TO DO =
Gather every line of the entries that includes the word "proprietary".

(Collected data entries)
----
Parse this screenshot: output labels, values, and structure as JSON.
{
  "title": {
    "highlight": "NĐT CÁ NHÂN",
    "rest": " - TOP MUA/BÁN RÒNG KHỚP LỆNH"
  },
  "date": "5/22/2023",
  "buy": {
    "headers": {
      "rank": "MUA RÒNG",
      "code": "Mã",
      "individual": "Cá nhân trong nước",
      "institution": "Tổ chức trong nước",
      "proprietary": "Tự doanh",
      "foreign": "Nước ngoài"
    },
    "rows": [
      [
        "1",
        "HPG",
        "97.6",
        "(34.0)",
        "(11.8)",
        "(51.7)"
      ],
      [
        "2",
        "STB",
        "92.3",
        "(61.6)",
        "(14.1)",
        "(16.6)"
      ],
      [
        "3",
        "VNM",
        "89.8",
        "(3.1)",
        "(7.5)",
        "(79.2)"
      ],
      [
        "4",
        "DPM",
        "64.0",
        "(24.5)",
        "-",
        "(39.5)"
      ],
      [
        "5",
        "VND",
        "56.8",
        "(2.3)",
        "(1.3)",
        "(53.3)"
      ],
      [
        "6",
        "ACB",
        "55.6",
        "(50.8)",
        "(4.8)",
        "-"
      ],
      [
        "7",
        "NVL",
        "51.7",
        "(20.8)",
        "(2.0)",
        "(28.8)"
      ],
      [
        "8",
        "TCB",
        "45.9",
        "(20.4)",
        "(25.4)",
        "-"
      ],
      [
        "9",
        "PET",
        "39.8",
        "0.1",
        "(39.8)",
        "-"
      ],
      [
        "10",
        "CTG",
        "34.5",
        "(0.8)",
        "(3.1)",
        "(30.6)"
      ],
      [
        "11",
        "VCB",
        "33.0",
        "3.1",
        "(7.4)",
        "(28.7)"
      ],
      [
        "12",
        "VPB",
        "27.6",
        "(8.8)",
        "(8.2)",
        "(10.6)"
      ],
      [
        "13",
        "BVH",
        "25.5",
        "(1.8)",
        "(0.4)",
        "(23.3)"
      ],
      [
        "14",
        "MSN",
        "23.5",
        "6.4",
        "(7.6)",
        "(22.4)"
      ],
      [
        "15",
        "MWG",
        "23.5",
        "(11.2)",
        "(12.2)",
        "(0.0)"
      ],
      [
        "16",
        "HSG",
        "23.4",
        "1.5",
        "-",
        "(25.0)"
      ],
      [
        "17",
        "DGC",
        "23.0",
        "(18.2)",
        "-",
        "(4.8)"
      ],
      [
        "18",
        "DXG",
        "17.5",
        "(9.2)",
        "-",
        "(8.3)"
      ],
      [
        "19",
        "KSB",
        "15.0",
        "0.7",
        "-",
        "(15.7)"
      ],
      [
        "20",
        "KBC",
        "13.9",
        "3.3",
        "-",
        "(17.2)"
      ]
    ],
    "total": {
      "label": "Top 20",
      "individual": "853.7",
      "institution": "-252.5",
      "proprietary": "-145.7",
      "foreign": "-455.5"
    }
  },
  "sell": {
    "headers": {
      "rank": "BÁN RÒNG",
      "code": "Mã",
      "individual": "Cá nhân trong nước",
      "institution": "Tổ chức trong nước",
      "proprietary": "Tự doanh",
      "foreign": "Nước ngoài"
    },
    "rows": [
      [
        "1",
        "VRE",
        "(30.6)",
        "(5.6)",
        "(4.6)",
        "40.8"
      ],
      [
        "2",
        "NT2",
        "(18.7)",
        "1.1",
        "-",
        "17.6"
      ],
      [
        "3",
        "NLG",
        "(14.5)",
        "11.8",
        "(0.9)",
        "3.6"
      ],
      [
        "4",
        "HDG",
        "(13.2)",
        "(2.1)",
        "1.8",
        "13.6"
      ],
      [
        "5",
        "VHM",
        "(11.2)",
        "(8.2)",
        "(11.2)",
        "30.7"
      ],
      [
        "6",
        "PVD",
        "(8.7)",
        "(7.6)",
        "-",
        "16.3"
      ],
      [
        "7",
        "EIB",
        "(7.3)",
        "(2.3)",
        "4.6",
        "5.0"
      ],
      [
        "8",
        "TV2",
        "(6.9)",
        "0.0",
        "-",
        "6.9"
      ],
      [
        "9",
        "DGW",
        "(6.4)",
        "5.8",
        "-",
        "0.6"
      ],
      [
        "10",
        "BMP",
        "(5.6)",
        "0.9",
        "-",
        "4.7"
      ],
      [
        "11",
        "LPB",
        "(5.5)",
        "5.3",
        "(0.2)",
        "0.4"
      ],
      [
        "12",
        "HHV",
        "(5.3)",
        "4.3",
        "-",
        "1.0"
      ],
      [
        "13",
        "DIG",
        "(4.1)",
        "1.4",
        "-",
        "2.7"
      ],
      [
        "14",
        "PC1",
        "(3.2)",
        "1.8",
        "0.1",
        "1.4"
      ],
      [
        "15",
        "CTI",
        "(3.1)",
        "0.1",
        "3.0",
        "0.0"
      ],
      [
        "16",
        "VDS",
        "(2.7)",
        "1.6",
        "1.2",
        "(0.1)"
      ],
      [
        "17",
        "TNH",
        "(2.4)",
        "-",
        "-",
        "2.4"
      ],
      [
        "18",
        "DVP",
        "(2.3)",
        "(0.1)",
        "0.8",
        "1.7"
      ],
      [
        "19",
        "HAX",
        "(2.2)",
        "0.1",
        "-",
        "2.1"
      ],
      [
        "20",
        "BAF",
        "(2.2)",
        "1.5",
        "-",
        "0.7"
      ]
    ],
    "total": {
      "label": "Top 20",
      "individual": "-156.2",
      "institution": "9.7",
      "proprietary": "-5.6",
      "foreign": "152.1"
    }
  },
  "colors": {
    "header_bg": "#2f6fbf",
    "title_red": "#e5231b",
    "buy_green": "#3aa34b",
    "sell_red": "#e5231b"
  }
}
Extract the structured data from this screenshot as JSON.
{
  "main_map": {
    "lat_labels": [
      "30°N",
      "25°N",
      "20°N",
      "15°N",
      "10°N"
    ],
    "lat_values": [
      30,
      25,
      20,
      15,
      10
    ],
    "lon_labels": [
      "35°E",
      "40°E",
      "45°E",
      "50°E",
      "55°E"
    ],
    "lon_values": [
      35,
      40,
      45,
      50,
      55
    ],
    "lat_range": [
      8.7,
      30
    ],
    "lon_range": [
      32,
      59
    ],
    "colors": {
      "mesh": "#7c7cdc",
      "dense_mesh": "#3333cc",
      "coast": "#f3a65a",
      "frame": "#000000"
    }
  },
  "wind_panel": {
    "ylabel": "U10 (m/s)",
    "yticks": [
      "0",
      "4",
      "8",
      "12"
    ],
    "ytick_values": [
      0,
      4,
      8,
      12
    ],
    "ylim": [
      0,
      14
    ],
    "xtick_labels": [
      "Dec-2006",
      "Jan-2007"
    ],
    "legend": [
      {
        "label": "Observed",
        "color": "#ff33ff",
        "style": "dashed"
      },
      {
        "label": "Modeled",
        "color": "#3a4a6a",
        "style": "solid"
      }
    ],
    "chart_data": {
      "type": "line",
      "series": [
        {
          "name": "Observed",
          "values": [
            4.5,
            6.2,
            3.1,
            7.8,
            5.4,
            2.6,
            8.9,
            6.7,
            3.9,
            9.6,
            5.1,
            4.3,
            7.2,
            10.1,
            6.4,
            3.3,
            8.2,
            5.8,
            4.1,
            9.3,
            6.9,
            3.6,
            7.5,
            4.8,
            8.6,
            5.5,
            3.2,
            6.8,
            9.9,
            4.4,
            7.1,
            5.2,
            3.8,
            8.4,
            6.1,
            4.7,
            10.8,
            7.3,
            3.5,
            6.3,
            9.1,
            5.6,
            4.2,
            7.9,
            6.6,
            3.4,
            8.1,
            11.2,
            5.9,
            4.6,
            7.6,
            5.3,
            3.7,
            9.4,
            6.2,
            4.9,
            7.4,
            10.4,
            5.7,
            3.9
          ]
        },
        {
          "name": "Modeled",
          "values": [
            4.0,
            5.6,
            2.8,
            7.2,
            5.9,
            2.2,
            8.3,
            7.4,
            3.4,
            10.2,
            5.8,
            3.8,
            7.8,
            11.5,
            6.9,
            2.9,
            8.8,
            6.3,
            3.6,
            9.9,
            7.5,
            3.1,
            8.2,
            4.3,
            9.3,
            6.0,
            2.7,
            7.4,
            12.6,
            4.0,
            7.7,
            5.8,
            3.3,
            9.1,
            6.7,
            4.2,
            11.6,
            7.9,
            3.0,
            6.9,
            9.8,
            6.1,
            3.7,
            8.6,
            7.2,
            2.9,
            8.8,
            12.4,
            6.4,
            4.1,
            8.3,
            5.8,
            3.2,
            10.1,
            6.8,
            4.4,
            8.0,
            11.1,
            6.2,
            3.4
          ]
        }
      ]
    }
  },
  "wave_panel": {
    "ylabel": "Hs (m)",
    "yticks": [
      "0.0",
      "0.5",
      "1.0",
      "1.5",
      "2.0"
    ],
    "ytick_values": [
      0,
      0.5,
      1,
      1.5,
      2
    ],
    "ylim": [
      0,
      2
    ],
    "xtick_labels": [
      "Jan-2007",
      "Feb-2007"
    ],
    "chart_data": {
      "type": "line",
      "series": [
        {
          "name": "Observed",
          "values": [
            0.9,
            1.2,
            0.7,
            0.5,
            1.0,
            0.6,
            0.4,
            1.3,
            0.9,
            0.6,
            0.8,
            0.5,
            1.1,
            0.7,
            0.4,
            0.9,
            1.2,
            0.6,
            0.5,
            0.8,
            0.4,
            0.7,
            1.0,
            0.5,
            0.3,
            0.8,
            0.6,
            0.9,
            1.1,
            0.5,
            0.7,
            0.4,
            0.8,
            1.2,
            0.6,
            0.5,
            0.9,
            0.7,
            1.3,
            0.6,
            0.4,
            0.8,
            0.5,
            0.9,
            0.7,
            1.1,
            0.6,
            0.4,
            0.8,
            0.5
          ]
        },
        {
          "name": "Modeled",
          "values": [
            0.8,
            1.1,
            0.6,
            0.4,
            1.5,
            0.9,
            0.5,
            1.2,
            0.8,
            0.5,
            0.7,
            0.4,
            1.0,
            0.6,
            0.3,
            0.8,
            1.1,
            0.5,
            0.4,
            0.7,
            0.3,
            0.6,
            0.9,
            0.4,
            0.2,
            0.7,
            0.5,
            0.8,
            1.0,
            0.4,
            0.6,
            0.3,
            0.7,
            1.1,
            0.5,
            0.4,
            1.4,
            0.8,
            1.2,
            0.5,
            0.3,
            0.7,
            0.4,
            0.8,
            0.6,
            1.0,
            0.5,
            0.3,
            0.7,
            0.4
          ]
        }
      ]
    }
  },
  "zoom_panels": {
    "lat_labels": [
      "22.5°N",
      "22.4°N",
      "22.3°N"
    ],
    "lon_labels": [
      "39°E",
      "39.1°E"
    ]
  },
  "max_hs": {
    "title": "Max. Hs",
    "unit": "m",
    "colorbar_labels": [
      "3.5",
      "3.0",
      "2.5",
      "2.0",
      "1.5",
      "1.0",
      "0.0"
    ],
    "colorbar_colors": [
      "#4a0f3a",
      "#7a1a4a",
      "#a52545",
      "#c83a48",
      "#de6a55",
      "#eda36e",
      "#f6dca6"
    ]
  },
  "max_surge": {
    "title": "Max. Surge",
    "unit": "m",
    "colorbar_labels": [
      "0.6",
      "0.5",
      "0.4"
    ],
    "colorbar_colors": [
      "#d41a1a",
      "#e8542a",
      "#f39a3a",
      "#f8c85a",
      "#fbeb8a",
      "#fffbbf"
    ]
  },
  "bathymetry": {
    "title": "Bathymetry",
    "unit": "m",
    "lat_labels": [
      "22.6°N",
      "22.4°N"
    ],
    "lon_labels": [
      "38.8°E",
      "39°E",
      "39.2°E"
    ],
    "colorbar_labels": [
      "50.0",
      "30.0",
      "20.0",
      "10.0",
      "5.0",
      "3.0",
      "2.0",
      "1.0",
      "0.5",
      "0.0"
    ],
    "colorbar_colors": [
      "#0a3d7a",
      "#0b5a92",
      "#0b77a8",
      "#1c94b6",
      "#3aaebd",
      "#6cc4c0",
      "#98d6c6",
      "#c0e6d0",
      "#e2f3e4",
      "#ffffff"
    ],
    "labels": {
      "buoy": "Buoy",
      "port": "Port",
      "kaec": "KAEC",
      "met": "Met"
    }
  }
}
----
ANSWER FOR THIS EXERCISE =
      "proprietary": "Tự doanh",
      "proprietary": "-145.7",
      "proprietary": "Tự doanh",
      "proprietary": "-5.6",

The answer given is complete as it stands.